*YOUR INSTRUCTIONS*.
Please reproduce the listing below word for word, from its first line through the line containing "Point [91, 261, 114, 276]", including both of those lines.

*PROVIDED RECORDS*.
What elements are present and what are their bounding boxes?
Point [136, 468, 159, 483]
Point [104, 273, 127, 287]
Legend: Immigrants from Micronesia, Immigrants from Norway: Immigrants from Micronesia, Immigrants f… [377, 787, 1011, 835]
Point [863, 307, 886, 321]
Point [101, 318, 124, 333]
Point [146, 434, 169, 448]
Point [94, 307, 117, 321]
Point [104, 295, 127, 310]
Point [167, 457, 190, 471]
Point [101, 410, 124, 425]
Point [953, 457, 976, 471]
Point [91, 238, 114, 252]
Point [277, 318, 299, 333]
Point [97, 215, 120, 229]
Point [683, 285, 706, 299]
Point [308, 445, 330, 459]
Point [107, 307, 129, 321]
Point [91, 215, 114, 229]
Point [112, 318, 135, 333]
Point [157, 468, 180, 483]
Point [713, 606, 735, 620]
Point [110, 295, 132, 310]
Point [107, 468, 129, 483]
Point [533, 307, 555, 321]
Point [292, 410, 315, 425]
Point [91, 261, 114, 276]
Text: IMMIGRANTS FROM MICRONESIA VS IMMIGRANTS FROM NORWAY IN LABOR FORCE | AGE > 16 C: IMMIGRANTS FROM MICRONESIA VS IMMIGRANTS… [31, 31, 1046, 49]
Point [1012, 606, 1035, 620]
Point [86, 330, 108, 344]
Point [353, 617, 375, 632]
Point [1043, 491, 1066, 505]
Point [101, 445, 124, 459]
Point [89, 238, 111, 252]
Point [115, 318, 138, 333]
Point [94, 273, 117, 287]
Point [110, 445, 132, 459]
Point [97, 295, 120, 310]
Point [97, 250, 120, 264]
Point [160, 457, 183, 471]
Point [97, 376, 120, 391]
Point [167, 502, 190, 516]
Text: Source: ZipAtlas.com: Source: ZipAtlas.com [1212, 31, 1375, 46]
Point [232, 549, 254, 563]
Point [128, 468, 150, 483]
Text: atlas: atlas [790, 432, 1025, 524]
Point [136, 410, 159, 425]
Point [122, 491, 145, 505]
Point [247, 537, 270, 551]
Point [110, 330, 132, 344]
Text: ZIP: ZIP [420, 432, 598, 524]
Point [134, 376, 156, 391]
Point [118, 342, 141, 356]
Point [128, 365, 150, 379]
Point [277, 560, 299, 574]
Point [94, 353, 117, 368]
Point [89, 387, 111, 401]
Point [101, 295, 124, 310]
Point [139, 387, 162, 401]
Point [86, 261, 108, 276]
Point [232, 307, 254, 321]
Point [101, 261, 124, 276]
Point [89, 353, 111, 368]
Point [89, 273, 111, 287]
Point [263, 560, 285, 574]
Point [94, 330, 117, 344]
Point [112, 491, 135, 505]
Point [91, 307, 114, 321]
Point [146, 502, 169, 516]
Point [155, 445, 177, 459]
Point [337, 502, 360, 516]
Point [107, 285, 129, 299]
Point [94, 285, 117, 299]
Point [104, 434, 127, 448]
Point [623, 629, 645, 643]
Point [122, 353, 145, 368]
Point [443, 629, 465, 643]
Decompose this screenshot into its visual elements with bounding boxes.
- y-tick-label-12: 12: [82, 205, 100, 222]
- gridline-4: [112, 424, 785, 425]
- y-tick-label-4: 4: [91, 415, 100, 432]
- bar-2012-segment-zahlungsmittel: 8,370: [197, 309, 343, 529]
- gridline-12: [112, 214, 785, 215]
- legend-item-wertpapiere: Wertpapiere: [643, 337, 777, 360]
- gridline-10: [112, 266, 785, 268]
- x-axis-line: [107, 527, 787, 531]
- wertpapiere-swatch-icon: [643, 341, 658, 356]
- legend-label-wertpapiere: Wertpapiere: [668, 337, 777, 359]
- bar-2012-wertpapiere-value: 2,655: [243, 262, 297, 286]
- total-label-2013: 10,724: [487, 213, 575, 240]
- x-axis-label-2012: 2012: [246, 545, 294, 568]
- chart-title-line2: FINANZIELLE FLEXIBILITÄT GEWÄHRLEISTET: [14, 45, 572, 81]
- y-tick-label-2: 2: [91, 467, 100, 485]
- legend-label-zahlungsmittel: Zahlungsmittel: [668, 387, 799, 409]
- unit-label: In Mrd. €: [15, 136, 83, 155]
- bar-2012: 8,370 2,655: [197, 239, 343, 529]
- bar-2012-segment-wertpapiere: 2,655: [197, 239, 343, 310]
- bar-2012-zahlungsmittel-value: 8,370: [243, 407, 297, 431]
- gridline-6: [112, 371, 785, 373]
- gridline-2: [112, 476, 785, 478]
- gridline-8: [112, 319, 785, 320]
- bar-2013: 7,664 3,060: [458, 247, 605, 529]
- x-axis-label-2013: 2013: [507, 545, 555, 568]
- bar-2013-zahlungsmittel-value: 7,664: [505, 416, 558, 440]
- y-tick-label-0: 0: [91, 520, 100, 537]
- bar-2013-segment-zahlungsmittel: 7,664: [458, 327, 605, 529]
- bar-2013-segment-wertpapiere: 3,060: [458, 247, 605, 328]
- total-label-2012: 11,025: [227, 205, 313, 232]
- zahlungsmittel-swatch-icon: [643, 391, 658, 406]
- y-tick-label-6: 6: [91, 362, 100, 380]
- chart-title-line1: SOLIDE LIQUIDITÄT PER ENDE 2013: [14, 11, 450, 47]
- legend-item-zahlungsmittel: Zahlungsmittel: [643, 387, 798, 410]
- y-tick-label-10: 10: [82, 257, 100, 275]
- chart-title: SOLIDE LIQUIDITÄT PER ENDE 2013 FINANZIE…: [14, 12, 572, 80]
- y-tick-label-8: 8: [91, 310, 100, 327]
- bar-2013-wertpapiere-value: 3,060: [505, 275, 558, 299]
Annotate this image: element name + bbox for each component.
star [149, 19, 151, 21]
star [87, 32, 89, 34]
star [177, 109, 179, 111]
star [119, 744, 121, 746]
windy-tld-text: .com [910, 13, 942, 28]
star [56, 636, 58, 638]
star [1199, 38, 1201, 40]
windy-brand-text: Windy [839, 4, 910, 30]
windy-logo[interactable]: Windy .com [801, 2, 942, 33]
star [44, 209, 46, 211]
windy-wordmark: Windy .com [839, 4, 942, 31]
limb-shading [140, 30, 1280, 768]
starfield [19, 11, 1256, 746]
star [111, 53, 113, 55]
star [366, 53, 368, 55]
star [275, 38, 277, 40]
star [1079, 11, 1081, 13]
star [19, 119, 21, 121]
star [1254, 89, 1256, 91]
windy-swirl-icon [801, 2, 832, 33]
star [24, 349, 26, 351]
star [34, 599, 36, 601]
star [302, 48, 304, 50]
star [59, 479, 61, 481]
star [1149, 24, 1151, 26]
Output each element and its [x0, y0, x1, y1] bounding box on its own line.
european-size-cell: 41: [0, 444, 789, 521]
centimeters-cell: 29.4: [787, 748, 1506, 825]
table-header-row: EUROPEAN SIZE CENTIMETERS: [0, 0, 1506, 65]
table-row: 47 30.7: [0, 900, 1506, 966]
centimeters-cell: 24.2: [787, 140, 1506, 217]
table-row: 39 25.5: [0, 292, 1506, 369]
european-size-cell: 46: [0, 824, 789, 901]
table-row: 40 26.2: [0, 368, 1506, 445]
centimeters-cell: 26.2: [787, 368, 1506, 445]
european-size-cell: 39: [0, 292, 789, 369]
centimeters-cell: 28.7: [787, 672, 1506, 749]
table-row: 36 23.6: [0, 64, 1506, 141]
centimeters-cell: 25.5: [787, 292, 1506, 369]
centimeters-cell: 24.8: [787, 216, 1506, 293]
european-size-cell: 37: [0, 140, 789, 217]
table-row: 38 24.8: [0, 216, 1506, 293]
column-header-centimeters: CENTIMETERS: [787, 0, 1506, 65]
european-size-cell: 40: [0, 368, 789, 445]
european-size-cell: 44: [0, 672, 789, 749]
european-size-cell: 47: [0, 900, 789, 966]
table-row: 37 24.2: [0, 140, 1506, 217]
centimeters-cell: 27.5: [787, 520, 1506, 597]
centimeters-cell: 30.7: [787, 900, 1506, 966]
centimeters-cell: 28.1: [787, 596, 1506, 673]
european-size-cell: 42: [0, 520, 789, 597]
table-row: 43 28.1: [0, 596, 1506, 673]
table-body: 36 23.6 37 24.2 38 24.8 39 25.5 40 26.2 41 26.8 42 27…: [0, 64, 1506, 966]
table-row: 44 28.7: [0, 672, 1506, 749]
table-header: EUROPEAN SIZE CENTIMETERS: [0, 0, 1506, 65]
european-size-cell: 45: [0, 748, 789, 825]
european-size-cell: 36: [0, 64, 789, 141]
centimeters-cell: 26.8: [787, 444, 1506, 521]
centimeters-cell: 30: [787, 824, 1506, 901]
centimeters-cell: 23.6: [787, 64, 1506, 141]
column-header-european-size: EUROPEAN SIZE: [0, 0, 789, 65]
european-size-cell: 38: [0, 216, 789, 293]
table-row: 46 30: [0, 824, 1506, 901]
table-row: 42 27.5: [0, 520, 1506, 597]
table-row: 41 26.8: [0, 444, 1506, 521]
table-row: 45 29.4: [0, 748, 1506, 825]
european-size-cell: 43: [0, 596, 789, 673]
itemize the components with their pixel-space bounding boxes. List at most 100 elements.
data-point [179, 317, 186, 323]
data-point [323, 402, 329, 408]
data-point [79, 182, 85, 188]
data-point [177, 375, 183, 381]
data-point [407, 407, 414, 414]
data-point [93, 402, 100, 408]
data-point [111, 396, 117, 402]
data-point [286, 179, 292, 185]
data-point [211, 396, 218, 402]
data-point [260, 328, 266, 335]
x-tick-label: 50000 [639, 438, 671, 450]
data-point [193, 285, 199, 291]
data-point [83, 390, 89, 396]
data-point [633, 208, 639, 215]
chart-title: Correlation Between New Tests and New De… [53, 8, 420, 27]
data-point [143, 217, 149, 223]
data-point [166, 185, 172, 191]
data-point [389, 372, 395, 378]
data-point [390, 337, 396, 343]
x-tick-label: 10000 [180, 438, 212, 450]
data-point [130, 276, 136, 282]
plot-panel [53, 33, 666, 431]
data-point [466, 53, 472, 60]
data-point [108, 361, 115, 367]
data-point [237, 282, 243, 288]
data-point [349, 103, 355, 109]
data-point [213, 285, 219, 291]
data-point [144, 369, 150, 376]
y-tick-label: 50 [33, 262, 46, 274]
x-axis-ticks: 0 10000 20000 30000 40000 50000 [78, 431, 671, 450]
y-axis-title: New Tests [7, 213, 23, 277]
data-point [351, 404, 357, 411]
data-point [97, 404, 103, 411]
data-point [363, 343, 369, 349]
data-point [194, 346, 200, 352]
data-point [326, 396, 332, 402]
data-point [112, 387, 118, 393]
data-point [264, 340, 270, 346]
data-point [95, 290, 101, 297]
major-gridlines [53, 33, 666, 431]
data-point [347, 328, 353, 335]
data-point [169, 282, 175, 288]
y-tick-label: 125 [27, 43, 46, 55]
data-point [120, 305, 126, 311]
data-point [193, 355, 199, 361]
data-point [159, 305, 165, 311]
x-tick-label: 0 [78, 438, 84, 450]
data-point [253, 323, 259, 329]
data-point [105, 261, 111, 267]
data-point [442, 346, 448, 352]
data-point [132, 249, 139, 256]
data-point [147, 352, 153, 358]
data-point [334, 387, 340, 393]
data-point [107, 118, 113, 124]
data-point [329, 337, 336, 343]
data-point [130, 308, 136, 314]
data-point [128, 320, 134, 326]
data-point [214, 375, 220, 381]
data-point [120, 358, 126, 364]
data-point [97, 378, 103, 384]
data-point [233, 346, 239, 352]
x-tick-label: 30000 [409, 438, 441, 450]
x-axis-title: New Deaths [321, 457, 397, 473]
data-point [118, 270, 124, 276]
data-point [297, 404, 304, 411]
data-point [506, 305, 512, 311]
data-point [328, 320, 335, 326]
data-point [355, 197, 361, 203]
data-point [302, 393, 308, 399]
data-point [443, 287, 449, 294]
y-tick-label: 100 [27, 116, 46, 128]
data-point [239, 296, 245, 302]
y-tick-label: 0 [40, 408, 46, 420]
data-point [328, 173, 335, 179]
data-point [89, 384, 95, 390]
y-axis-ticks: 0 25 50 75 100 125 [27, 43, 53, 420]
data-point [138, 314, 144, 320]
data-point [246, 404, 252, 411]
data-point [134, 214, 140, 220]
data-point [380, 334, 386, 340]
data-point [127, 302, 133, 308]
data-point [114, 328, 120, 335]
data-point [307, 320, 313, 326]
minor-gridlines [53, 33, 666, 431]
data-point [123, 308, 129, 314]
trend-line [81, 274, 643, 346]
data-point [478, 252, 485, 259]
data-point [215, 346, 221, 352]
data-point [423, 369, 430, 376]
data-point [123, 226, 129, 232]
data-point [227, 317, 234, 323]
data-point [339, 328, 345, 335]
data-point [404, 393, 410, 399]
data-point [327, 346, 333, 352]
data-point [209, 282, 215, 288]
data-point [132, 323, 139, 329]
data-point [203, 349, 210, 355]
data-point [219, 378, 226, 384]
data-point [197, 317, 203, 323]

*SOLUTION*.
What elements are present and what are their bounding boxes?
Point [136, 468, 159, 483]
Point [104, 273, 127, 287]
Legend: Immigrants from Micronesia, Immigrants from Norway: Immigrants from Micronesia, Immigrants f… [377, 787, 1011, 835]
Point [863, 307, 886, 321]
Point [101, 318, 124, 333]
Point [146, 434, 169, 448]
Point [94, 307, 117, 321]
Point [104, 295, 127, 310]
Point [167, 457, 190, 471]
Point [101, 410, 124, 425]
Point [953, 457, 976, 471]
Point [91, 238, 114, 252]
Point [277, 318, 299, 333]
Point [97, 215, 120, 229]
Point [683, 285, 706, 299]
Point [308, 445, 330, 459]
Point [107, 307, 129, 321]
Point [91, 215, 114, 229]
Point [112, 318, 135, 333]
Point [157, 468, 180, 483]
Point [713, 606, 735, 620]
Point [110, 295, 132, 310]
Point [107, 468, 129, 483]
Point [533, 307, 555, 321]
Point [292, 410, 315, 425]
Point [91, 261, 114, 276]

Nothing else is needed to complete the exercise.